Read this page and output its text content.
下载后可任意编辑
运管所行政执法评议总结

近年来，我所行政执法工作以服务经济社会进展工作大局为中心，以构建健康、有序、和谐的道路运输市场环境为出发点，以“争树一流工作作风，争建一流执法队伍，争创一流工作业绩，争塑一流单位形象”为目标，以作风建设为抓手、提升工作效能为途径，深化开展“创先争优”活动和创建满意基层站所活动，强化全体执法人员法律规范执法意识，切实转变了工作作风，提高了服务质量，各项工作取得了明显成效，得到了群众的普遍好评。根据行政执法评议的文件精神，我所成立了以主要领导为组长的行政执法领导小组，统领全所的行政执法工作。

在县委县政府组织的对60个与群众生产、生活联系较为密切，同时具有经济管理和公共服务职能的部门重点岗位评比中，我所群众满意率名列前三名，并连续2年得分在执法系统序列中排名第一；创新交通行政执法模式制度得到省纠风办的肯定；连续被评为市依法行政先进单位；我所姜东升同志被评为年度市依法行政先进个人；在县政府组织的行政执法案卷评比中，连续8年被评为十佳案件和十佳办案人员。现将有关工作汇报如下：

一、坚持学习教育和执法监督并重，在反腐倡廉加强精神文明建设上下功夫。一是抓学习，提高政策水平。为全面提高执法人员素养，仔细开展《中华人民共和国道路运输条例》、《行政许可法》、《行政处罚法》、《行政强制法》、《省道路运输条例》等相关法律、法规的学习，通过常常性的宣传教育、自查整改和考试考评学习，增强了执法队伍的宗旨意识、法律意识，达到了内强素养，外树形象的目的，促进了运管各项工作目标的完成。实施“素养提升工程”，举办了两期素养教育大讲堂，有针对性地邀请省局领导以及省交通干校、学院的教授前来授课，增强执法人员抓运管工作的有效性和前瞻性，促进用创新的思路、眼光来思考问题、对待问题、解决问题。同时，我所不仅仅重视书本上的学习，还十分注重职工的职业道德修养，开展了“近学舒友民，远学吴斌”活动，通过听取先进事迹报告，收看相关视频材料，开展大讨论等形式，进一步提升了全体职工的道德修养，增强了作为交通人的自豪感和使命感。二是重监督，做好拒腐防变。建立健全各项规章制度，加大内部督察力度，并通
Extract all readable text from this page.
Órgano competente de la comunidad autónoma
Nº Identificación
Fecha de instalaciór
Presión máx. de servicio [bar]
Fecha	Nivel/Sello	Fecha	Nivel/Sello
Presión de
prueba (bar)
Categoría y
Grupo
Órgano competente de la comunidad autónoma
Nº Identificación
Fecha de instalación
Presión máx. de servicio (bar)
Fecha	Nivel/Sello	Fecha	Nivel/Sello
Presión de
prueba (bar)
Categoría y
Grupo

————

> [EXERCISE BRIEF]:
Copy exactly the lines above, from the one containing "Extract all readable text from this page." through the very last line.

> [REPLY TO THE TASK]:
Extract all readable text from this page.
Órgano competente de la comunidad autónoma
Nº Identificación
Fecha de instalaciór
Presión máx. de servicio [bar]
Fecha	Nivel/Sello	Fecha	Nivel/Sello
Presión de
prueba (bar)
Categoría y
Grupo
Órgano competente de la comunidad autónoma
Nº Identificación
Fecha de instalación
Presión máx. de servicio (bar)
Fecha	Nivel/Sello	Fecha	Nivel/Sello
Presión de
prueba (bar)
Categoría y
Grupo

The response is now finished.